- [Aim] List each line of the data that holds the string "frac", please.

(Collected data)
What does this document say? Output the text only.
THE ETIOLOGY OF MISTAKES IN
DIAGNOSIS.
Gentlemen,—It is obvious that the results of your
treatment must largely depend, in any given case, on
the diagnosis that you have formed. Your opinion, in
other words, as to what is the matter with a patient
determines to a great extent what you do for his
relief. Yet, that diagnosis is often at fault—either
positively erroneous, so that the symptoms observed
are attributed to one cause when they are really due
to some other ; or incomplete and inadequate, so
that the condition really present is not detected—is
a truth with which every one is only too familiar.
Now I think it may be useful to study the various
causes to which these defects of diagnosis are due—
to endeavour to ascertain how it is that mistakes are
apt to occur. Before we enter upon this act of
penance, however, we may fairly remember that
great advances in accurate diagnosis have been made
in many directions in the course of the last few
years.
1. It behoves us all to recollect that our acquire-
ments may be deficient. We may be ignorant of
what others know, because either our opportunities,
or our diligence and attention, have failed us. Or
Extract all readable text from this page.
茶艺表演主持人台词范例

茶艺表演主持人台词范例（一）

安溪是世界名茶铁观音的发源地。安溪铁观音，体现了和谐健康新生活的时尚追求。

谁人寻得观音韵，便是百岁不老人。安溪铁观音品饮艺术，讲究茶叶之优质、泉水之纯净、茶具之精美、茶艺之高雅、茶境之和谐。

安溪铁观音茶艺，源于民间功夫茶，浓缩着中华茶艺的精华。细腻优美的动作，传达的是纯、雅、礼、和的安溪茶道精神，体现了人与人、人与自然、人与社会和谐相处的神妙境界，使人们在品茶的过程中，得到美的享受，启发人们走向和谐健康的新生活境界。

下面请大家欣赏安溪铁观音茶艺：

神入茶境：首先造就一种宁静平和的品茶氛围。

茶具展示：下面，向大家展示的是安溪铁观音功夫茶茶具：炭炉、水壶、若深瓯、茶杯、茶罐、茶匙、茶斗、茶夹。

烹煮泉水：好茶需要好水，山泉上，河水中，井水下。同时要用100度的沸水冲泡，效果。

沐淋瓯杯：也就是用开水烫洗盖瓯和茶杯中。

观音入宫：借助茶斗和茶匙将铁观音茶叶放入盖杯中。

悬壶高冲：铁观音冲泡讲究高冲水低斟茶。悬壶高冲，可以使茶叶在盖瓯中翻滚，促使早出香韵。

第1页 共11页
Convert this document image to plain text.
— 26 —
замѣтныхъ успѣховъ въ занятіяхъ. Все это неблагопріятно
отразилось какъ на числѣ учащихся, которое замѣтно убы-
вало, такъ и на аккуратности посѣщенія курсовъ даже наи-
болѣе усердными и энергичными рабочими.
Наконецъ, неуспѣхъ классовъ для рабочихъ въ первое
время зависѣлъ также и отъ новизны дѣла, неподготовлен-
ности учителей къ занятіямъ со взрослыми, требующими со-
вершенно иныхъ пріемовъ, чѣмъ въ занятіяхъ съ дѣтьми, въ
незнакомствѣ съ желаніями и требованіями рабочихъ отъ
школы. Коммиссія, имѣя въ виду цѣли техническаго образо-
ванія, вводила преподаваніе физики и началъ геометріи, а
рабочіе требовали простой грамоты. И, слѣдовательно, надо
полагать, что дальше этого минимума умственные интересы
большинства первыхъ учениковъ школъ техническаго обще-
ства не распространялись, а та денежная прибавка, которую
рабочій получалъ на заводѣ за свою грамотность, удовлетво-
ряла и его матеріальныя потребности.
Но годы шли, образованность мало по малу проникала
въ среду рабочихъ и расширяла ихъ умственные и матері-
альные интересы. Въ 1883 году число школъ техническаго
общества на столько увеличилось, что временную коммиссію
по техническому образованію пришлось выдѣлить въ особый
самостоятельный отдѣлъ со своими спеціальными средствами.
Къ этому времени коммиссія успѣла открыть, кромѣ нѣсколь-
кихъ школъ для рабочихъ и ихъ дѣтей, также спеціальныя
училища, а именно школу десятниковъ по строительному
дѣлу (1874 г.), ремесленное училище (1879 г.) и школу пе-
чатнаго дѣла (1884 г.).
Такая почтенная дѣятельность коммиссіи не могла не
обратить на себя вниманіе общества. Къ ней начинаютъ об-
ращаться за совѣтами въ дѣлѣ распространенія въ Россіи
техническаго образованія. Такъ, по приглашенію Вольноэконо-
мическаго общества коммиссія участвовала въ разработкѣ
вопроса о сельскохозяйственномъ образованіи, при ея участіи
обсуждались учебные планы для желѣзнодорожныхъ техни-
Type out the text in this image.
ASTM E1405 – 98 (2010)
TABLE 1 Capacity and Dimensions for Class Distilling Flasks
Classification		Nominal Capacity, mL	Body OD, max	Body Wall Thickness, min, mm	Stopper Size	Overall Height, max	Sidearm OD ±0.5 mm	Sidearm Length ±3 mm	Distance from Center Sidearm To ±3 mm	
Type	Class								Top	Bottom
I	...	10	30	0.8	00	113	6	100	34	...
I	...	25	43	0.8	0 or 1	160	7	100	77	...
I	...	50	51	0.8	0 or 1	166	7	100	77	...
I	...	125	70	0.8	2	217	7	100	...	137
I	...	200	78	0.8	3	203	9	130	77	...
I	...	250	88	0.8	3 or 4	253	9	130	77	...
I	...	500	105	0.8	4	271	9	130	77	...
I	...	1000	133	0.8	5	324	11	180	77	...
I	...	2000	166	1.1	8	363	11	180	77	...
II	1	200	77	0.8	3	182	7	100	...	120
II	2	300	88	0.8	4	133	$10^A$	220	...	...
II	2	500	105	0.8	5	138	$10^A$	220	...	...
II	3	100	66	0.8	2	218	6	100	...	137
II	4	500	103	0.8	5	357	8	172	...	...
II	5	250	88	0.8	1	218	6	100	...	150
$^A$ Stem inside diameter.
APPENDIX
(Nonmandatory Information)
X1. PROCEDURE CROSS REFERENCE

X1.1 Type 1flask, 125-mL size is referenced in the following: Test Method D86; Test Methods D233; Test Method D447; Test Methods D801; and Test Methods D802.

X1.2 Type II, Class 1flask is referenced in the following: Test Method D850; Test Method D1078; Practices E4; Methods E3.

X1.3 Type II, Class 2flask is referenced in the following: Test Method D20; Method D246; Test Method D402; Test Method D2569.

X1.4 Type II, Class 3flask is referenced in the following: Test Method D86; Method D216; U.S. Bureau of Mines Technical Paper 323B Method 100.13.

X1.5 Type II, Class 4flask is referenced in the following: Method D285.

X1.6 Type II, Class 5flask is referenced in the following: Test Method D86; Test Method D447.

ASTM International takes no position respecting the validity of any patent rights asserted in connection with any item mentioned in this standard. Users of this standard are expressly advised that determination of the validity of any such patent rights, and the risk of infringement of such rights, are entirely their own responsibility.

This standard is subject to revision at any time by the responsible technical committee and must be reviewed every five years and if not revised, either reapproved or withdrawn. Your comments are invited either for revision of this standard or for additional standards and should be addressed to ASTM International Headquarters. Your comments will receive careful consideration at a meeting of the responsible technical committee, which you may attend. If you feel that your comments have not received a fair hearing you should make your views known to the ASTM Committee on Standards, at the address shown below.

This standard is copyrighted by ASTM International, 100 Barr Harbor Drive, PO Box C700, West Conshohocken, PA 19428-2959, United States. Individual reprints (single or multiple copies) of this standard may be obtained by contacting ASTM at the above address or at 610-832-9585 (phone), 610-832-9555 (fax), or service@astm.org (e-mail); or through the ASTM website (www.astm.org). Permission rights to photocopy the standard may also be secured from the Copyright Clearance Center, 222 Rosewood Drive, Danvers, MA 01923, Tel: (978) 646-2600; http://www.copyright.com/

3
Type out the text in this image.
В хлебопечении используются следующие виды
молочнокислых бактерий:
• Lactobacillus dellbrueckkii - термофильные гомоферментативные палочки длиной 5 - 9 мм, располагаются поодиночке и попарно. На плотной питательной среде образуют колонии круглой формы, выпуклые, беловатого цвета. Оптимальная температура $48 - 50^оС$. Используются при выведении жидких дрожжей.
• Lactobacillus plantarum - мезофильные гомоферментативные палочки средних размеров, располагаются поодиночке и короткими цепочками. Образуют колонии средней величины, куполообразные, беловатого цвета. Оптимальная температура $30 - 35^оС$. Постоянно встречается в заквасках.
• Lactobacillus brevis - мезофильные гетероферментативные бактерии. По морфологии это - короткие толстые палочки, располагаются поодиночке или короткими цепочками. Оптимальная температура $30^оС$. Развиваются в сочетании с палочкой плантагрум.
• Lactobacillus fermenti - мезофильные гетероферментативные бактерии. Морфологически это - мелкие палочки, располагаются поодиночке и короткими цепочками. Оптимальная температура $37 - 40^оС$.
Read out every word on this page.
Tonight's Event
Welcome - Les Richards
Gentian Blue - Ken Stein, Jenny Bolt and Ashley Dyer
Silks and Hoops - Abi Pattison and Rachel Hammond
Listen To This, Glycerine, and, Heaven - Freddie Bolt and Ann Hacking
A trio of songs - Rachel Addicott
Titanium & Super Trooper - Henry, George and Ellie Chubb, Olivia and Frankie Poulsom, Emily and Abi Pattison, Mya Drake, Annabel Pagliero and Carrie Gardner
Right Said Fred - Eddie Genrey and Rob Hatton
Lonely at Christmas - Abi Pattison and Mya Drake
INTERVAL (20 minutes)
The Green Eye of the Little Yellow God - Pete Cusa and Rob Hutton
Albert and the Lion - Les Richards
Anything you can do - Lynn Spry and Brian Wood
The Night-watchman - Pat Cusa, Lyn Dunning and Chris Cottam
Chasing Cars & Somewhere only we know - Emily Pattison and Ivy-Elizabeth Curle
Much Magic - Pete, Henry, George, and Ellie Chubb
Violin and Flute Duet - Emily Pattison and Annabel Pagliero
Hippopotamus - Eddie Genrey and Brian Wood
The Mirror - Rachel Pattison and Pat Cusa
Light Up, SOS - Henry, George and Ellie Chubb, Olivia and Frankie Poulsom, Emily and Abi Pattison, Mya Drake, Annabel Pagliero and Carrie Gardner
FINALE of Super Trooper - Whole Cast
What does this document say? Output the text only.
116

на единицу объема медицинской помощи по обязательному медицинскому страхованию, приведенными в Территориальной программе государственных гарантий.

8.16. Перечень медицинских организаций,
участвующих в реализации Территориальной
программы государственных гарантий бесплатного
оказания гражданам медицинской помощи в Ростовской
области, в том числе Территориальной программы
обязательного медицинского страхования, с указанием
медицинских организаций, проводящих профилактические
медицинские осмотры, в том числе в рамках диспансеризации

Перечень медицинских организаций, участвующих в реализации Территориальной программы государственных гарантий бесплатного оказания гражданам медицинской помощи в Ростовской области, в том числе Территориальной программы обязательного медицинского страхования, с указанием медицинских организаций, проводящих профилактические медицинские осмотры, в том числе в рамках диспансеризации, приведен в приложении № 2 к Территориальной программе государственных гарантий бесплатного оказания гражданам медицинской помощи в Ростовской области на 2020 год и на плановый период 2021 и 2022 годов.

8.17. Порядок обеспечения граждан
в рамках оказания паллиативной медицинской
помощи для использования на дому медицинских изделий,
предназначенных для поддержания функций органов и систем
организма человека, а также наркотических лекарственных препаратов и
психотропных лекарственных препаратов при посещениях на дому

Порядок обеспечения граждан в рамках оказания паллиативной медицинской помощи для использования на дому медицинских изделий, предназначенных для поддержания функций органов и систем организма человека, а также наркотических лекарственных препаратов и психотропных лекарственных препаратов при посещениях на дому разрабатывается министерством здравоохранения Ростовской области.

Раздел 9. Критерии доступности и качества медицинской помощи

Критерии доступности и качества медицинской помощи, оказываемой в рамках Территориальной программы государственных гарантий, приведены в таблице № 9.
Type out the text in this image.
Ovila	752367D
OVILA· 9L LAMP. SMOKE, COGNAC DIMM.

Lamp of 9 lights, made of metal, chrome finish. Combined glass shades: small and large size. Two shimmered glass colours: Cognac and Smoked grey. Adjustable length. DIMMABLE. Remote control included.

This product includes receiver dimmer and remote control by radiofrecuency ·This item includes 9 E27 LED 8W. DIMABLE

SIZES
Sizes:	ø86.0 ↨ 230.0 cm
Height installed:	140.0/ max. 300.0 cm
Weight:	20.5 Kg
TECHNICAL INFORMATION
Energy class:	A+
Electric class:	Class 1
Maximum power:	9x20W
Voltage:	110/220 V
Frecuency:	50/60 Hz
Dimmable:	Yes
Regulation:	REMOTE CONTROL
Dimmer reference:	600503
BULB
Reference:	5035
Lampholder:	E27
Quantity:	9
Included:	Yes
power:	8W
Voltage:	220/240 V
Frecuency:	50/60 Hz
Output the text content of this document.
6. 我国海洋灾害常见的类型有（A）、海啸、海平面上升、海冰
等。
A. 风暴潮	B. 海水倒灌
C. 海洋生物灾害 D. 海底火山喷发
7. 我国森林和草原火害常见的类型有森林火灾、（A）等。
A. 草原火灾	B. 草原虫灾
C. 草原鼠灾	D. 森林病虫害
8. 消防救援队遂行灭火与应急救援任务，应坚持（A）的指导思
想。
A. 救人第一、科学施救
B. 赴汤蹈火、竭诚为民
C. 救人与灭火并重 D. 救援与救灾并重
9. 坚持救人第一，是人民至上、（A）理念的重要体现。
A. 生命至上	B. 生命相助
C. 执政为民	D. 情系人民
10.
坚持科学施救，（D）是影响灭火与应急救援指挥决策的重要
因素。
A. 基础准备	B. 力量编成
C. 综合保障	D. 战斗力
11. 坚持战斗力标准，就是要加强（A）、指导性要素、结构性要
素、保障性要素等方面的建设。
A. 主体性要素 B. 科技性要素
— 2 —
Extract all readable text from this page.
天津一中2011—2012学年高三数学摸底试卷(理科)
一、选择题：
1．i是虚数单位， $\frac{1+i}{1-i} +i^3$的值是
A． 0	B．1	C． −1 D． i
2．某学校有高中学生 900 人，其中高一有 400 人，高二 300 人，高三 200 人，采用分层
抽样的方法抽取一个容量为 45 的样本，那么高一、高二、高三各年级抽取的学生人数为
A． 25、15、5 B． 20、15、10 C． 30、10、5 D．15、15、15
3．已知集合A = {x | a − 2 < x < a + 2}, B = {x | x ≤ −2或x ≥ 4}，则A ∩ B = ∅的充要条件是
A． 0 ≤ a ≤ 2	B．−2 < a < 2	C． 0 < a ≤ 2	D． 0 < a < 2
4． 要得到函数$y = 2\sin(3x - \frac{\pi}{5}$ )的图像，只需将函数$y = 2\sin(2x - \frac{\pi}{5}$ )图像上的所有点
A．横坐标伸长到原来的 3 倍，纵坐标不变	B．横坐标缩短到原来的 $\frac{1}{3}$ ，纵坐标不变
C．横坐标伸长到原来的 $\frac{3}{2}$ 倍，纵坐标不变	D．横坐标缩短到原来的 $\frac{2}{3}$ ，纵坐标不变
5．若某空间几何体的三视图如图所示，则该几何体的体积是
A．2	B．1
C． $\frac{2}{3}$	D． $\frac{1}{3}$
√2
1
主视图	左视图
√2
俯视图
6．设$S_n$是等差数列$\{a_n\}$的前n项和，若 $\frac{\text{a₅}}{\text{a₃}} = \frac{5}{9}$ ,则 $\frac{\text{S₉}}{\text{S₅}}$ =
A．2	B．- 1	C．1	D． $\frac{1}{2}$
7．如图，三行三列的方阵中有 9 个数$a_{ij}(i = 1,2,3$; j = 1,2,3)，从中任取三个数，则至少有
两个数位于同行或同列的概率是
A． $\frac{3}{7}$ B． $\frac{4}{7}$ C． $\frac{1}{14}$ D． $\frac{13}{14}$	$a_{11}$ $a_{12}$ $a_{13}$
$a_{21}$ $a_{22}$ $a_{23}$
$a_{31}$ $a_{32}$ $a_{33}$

- [Exercise solution]
1．i是虚数单位， $\frac{1+i}{1-i} +i^3$的值是
4． 要得到函数$y = 2\sin(3x - \frac{\pi}{5}$ )的图像，只需将函数$y = 2\sin(2x - \frac{\pi}{5}$ )图像上的所有点
A．横坐标伸长到原来的 3 倍，纵坐标不变	B．横坐标缩短到原来的 $\frac{1}{3}$ ，纵坐标不变
C．横坐标伸长到原来的 $\frac{3}{2}$ 倍，纵坐标不变	D．横坐标缩短到原来的 $\frac{2}{3}$ ，纵坐标不变
C． $\frac{2}{3}$	D． $\frac{1}{3}$
6．设$S_n$是等差数列$\{a_n\}$的前n项和，若 $\frac{\text{a₅}}{\text{a₃}} = \frac{5}{9}$ ,则 $\frac{\text{S₉}}{\text{S₅}}$ =
A．2	B．- 1	C．1	D． $\frac{1}{2}$
A． $\frac{3}{7}$ B． $\frac{4}{7}$ C． $\frac{1}{14}$ D． $\frac{13}{14}$	$a_{11}$ $a_{12}$ $a_{13}$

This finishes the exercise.